> **Task brief**
Extract every entry word for word.

************

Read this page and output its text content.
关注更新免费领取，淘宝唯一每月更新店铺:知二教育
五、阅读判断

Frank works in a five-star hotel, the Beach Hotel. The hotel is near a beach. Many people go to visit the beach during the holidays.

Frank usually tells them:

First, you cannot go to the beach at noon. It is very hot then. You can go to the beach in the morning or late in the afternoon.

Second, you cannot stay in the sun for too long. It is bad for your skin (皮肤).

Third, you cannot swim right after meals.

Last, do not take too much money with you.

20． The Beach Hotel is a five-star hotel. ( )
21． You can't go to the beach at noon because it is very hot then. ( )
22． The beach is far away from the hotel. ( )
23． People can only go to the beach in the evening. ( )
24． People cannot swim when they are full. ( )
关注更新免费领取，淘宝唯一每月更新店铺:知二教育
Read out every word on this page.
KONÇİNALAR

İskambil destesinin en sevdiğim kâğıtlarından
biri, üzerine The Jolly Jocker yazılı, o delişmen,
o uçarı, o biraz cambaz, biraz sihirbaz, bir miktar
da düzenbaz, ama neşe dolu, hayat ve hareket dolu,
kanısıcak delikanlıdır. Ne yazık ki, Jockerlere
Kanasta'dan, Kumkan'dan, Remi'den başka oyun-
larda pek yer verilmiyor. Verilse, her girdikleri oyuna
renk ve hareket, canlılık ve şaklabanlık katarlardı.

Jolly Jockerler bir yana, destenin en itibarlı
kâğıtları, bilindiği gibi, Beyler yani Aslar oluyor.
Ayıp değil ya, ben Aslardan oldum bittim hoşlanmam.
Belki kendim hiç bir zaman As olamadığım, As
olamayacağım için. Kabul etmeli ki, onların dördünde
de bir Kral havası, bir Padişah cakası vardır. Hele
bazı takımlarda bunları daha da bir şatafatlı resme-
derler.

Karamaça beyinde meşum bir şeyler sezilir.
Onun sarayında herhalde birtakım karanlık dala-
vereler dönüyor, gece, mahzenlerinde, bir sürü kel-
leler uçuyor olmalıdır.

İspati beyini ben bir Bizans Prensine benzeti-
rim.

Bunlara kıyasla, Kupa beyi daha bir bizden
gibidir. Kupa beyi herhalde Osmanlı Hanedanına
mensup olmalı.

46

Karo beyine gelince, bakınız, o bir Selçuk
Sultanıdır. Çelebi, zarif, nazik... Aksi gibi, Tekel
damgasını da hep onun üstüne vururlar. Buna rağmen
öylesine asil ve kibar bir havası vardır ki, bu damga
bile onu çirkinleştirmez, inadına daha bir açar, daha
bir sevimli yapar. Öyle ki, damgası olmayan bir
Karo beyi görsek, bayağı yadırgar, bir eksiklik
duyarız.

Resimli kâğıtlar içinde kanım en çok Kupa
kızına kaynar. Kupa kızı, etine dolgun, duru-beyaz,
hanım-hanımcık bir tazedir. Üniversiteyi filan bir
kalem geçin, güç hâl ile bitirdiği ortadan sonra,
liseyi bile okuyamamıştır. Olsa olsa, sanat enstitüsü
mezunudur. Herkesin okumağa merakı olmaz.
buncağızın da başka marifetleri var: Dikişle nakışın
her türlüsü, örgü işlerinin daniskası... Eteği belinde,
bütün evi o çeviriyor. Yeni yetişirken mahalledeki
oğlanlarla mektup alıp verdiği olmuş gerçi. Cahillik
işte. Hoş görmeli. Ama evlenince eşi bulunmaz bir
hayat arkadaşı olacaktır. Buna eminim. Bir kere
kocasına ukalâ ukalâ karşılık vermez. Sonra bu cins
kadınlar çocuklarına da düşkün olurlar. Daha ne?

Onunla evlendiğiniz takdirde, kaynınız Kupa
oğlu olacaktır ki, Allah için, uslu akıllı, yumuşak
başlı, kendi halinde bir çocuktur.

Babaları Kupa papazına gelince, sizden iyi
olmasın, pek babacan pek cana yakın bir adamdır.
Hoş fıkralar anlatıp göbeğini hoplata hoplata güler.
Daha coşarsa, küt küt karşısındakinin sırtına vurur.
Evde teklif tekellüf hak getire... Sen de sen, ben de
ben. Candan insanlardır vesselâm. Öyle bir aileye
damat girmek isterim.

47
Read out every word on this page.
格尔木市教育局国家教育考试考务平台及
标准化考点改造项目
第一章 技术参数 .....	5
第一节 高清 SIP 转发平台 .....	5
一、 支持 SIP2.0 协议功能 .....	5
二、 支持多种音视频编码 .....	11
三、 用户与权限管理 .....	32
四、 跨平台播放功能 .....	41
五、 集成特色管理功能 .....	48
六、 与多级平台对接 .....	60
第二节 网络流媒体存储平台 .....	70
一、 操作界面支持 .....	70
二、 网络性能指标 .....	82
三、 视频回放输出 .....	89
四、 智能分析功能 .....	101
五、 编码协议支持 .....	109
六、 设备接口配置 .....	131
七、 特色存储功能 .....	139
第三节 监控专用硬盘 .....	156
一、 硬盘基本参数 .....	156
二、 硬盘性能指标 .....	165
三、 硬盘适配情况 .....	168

************

> **The response**
Read this page and output its text content.
关注更新免费领取，淘宝唯一每月更新店铺:知二教育
五、阅读判断

Frank works in a five-star hotel, the Beach Hotel. The hotel is near a beach. Many people go to visit the beach during the holidays.

Frank usually tells them:

First, you cannot go to the beach at noon. It is very hot then. You can go to the beach in the morning or late in the afternoon.

Second, you cannot stay in the sun for too long. It is bad for your skin (皮肤).

Third, you cannot swim right after meals.

Last, do not take too much money with you.

20． The Beach Hotel is a five-star hotel. ( )
21． You can't go to the beach at noon because it is very hot then. ( )
22． The beach is far away from the hotel. ( )
23． People can only go to the beach in the evening. ( )
24． People cannot swim when they are full. ( )
关注更新免费领取，淘宝唯一每月更新店铺:知二教育
Read out every word on this page.
KONÇİNALAR

İskambil destesinin en sevdiğim kâğıtlarından
biri, üzerine The Jolly Jocker yazılı, o delişmen,
o uçarı, o biraz cambaz, biraz sihirbaz, bir miktar
da düzenbaz, ama neşe dolu, hayat ve hareket dolu,
kanısıcak delikanlıdır. Ne yazık ki, Jockerlere
Kanasta'dan, Kumkan'dan, Remi'den başka oyun-
larda pek yer verilmiyor. Verilse, her girdikleri oyuna
renk ve hareket, canlılık ve şaklabanlık katarlardı.

Jolly Jockerler bir yana, destenin en itibarlı
kâğıtları, bilindiği gibi, Beyler yani Aslar oluyor.
Ayıp değil ya, ben Aslardan oldum bittim hoşlanmam.
Belki kendim hiç bir zaman As olamadığım, As
olamayacağım için. Kabul etmeli ki, onların dördünde
de bir Kral havası, bir Padişah cakası vardır. Hele
bazı takımlarda bunları daha da bir şatafatlı resme-
derler.

Karamaça beyinde meşum bir şeyler sezilir.
Onun sarayında herhalde birtakım karanlık dala-
vereler dönüyor, gece, mahzenlerinde, bir sürü kel-
leler uçuyor olmalıdır.

İspati beyini ben bir Bizans Prensine benzeti-
rim.

Bunlara kıyasla, Kupa beyi daha bir bizden
gibidir. Kupa beyi herhalde Osmanlı Hanedanına
mensup olmalı.

46

Karo beyine gelince, bakınız, o bir Selçuk
Sultanıdır. Çelebi, zarif, nazik... Aksi gibi, Tekel
damgasını da hep onun üstüne vururlar. Buna rağmen
öylesine asil ve kibar bir havası vardır ki, bu damga
bile onu çirkinleştirmez, inadına daha bir açar, daha
bir sevimli yapar. Öyle ki, damgası olmayan bir
Karo beyi görsek, bayağı yadırgar, bir eksiklik
duyarız.

Resimli kâğıtlar içinde kanım en çok Kupa
kızına kaynar. Kupa kızı, etine dolgun, duru-beyaz,
hanım-hanımcık bir tazedir. Üniversiteyi filan bir
kalem geçin, güç hâl ile bitirdiği ortadan sonra,
liseyi bile okuyamamıştır. Olsa olsa, sanat enstitüsü
mezunudur. Herkesin okumağa merakı olmaz.
buncağızın da başka marifetleri var: Dikişle nakışın
her türlüsü, örgü işlerinin daniskası... Eteği belinde,
bütün evi o çeviriyor. Yeni yetişirken mahalledeki
oğlanlarla mektup alıp verdiği olmuş gerçi. Cahillik
işte. Hoş görmeli. Ama evlenince eşi bulunmaz bir
hayat arkadaşı olacaktır. Buna eminim. Bir kere
kocasına ukalâ ukalâ karşılık vermez. Sonra bu cins
kadınlar çocuklarına da düşkün olurlar. Daha ne?

Onunla evlendiğiniz takdirde, kaynınız Kupa
oğlu olacaktır ki, Allah için, uslu akıllı, yumuşak
başlı, kendi halinde bir çocuktur.

Babaları Kupa papazına gelince, sizden iyi
olmasın, pek babacan pek cana yakın bir adamdır.
Hoş fıkralar anlatıp göbeğini hoplata hoplata güler.
Daha coşarsa, küt küt karşısındakinin sırtına vurur.
Evde teklif tekellüf hak getire... Sen de sen, ben de
ben. Candan insanlardır vesselâm. Öyle bir aileye
damat girmek isterim.

47
Read out every word on this page.
格尔木市教育局国家教育考试考务平台及
标准化考点改造项目
第一章 技术参数 .....	5
第一节 高清 SIP 转发平台 .....	5
一、 支持 SIP2.0 协议功能 .....	5
二、 支持多种音视频编码 .....	11
三、 用户与权限管理 .....	32
四、 跨平台播放功能 .....	41
五、 集成特色管理功能 .....	48
六、 与多级平台对接 .....	60
第二节 网络流媒体存储平台 .....	70
一、 操作界面支持 .....	70
二、 网络性能指标 .....	82
三、 视频回放输出 .....	89
四、 智能分析功能 .....	101
五、 编码协议支持 .....	109
六、 设备接口配置 .....	131
七、 特色存储功能 .....	139
第三节 监控专用硬盘 .....	156
一、 硬盘基本参数 .....	156
二、 硬盘性能指标 .....	165
三、 硬盘适配情况 .....	168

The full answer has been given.